== Exercise data ==

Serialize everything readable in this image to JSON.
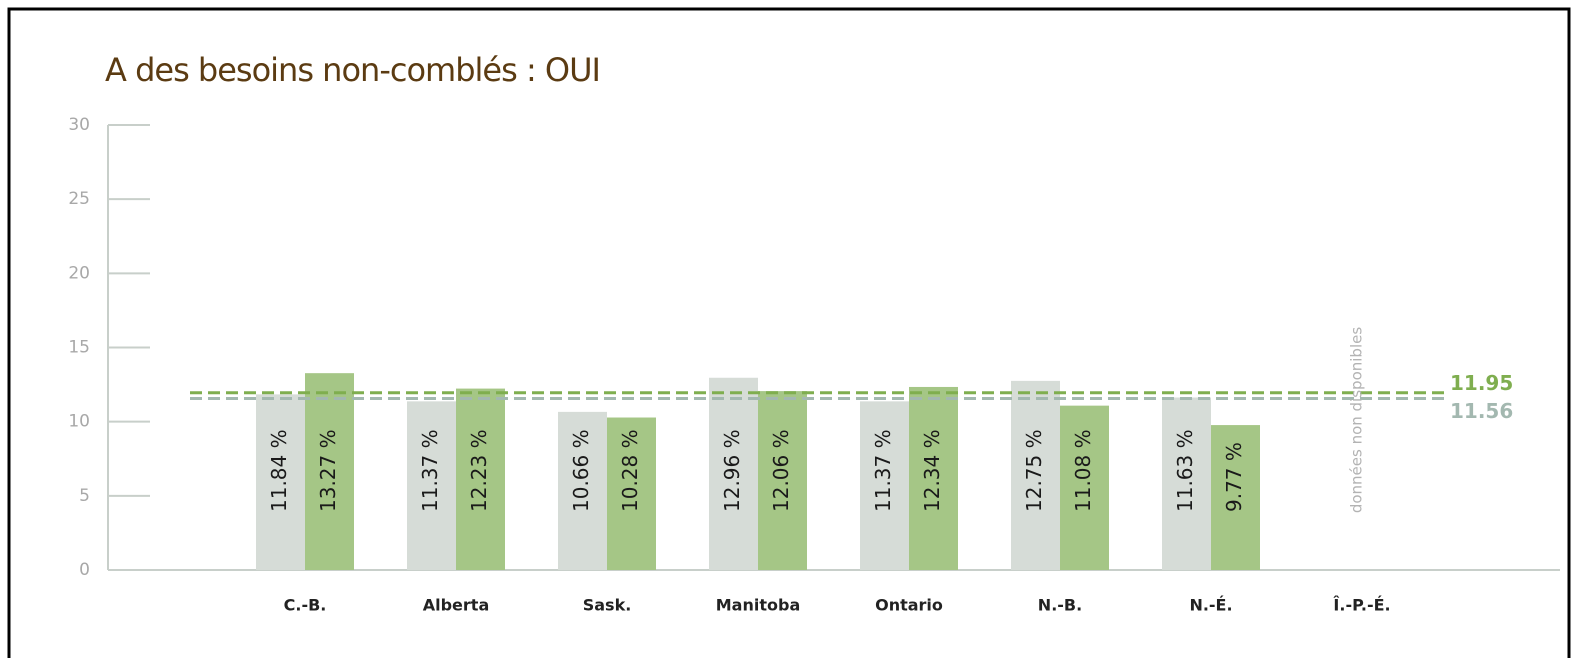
{
  "chart_data": {
    "type": "bar",
    "title": "A des besoins non-comblés : OUI",
    "categories": [
      "C.-B.",
      "Alberta",
      "Sask.",
      "Manitoba",
      "Ontario",
      "N.-B.",
      "N.-É.",
      "Î.-P.-É."
    ],
    "series": [
      {
        "color": "#d6dcd7",
        "values": [
          11.84,
          11.37,
          10.66,
          12.96,
          11.37,
          12.75,
          11.63,
          null
        ],
        "value_labels": [
          "11.84 %",
          "11.37 %",
          "10.66 %",
          "12.96 %",
          "11.37 %",
          "12.75 %",
          "11.63 %",
          null
        ]
      },
      {
        "color": "#a5c686",
        "values": [
          13.27,
          12.23,
          10.28,
          12.06,
          12.34,
          11.08,
          9.77,
          null
        ],
        "value_labels": [
          "13.27 %",
          "12.23 %",
          "10.28 %",
          "12.06 %",
          "12.34 %",
          "11.08 %",
          "9.77 %",
          null
        ]
      }
    ],
    "reference_lines": [
      {
        "value": 11.95,
        "color": "#7fae4f"
      },
      {
        "value": 11.56,
        "color": "#a3b8b0"
      }
    ],
    "annotation": "données non disponibles",
    "ylim": [
      0,
      30
    ],
    "yticks": [
      0,
      5,
      10,
      15,
      20,
      25,
      30
    ]
  }
}
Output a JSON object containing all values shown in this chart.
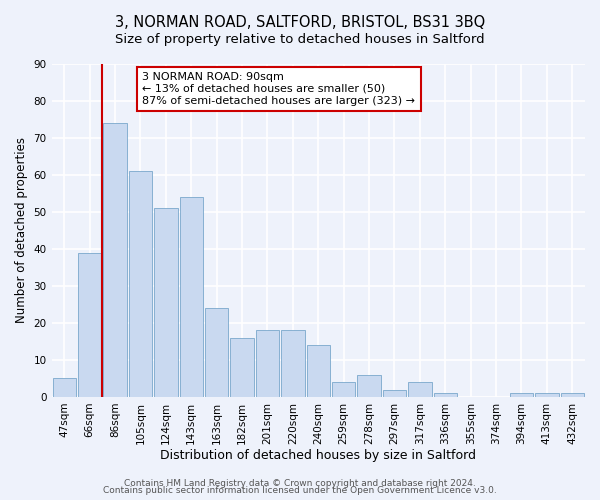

===

_Exercise brief_. Omit any images, then output the listing exactly.

_Response to this task_.
Serialize everything readable in this image to JSON.
{
  "chart_data": {
    "type": "bar",
    "title": "A des besoins non-comblés : OUI",
    "categories": [
      "C.-B.",
      "Alberta",
      "Sask.",
      "Manitoba",
      "Ontario",
      "N.-B.",
      "N.-É.",
      "Î.-P.-É."
    ],
    "series": [
      {
        "color": "#d6dcd7",
        "values": [
          11.84,
          11.37,
          10.66,
          12.96,
          11.37,
          12.75,
          11.63,
          null
        ],
        "value_labels": [
          "11.84 %",
          "11.37 %",
          "10.66 %",
          "12.96 %",
          "11.37 %",
          "12.75 %",
          "11.63 %",
          null
        ]
      },
      {
        "color": "#a5c686",
        "values": [
          13.27,
          12.23,
          10.28,
          12.06,
          12.34,
          11.08,
          9.77,
          null
        ],
        "value_labels": [
          "13.27 %",
          "12.23 %",
          "10.28 %",
          "12.06 %",
          "12.34 %",
          "11.08 %",
          "9.77 %",
          null
        ]
      }
    ],
    "reference_lines": [
      {
        "value": 11.95,
        "color": "#7fae4f"
      },
      {
        "value": 11.56,
        "color": "#a3b8b0"
      }
    ],
    "annotation": "données non disponibles",
    "ylim": [
      0,
      30
    ],
    "yticks": [
      0,
      5,
      10,
      15,
      20,
      25,
      30
    ]
  }
}
Output a JSON object containing all values shown in this chart.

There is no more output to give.